— WHAT TO WORK ON —
Find the lines of data that contain the string "Harness", then list them.

— begin RECORDS PROVIDED —

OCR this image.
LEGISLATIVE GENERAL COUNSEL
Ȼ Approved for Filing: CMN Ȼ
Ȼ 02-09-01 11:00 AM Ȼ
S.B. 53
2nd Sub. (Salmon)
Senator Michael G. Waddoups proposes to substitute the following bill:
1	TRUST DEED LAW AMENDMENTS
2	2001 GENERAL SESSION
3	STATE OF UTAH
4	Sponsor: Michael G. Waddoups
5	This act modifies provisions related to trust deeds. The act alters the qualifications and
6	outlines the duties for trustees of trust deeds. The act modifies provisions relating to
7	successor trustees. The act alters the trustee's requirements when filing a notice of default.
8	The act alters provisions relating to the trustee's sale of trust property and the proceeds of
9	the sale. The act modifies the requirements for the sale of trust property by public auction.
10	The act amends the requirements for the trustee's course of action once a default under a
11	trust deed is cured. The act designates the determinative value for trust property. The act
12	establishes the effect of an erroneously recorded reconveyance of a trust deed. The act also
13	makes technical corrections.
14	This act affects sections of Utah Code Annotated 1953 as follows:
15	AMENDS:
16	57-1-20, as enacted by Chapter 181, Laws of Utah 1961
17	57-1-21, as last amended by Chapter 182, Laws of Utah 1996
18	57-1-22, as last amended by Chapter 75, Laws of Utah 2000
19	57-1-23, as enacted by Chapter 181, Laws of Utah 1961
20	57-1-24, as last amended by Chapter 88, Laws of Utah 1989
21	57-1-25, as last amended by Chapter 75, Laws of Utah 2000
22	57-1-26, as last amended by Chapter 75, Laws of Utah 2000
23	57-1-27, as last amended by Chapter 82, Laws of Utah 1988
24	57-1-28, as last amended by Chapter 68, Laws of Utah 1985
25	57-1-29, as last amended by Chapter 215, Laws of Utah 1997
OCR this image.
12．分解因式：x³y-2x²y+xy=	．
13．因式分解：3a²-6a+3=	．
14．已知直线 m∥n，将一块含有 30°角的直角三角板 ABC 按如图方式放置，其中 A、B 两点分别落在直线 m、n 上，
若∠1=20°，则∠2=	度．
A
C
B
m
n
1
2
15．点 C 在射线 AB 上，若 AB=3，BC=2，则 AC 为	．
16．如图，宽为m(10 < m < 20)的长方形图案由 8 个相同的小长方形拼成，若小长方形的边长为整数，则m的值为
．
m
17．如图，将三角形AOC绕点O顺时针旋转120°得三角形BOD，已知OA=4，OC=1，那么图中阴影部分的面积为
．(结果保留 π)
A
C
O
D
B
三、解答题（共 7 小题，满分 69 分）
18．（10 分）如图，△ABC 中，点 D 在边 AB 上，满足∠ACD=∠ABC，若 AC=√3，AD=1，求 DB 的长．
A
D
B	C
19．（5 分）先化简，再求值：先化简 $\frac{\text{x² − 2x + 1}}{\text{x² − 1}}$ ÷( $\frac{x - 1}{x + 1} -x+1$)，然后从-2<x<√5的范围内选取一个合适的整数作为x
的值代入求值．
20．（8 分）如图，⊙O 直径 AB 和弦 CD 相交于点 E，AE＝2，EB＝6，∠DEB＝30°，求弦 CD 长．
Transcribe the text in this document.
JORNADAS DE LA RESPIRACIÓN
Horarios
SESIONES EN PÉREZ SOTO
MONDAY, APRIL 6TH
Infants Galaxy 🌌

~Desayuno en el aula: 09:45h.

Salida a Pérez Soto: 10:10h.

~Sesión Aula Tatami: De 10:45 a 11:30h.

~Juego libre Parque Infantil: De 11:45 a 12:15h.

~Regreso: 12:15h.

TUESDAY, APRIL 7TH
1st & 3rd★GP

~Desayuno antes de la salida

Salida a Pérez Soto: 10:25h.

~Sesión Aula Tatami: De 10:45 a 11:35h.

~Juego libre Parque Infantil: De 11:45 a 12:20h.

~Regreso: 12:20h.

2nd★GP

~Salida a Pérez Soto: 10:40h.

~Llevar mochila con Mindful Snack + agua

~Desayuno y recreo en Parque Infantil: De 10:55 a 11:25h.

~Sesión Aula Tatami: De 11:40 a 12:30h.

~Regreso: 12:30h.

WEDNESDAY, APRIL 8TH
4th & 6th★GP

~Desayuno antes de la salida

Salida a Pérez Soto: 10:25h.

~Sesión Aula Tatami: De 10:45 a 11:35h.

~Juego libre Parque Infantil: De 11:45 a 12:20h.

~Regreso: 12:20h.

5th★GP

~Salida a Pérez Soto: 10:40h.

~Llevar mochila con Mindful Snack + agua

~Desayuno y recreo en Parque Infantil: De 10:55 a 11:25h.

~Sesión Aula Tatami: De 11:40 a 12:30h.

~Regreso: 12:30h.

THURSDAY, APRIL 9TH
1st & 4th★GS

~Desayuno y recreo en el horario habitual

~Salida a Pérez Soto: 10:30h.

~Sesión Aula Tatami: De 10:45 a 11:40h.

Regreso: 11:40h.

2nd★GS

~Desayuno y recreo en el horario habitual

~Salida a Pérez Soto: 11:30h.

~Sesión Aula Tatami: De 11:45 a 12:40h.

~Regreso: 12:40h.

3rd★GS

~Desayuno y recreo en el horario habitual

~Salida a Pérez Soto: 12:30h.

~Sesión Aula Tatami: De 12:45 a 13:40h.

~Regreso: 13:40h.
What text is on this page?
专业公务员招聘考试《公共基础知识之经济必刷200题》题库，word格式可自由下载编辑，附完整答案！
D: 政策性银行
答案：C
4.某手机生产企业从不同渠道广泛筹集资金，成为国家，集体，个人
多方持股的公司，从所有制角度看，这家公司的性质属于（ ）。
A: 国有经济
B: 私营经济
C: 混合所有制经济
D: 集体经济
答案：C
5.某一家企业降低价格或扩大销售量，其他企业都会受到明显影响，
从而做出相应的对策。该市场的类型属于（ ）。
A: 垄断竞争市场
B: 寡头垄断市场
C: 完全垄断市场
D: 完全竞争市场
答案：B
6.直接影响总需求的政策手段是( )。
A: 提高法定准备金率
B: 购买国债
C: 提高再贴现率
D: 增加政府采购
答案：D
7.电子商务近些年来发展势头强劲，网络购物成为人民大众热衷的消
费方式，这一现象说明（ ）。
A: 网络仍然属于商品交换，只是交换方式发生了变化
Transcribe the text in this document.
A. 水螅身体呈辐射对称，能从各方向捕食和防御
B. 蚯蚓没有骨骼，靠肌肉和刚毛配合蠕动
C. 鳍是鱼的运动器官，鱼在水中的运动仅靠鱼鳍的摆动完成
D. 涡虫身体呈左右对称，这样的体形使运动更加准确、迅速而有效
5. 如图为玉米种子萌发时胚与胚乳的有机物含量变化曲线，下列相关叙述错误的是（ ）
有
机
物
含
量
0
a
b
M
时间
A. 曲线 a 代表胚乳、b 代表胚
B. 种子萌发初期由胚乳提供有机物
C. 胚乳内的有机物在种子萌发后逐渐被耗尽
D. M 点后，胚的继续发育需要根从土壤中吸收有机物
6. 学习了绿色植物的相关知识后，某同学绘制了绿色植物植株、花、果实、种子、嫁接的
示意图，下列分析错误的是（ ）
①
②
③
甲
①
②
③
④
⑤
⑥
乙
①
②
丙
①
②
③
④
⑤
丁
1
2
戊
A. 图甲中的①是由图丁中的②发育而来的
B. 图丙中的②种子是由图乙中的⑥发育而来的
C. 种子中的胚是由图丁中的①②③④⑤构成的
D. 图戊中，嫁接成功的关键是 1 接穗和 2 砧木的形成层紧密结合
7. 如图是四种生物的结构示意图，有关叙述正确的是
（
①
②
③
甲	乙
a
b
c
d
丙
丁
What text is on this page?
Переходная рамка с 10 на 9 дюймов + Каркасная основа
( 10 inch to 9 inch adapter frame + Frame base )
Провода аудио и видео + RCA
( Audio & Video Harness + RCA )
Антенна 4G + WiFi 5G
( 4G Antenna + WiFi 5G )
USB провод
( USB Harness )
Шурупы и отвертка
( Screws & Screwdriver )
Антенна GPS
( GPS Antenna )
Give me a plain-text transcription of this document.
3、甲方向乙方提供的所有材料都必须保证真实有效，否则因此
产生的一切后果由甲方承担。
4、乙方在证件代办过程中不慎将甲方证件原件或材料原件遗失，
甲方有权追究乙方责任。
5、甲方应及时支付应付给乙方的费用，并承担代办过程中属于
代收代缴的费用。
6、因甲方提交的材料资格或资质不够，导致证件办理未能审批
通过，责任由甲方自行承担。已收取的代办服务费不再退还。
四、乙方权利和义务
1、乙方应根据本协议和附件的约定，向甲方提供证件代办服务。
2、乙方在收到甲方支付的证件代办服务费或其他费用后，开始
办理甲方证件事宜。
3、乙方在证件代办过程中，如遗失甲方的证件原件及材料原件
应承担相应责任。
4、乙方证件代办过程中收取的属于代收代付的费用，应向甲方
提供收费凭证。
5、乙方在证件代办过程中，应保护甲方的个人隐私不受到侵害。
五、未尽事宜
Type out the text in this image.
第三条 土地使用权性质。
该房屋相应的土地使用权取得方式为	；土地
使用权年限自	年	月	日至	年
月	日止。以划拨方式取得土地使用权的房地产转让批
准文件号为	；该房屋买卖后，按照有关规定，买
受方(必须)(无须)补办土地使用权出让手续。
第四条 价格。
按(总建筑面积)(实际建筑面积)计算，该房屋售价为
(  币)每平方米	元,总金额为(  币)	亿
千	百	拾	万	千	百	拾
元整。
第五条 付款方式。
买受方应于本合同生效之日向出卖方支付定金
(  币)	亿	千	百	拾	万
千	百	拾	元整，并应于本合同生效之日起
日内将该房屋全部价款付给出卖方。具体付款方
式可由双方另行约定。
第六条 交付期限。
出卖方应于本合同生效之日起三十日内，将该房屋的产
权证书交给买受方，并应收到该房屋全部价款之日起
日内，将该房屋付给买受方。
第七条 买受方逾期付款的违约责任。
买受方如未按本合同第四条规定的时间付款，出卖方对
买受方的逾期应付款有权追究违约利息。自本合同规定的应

— end RECORDS PROVIDED —

— WORKED SOLUTION —
( Audio & Video Harness + RCA )
( USB Harness )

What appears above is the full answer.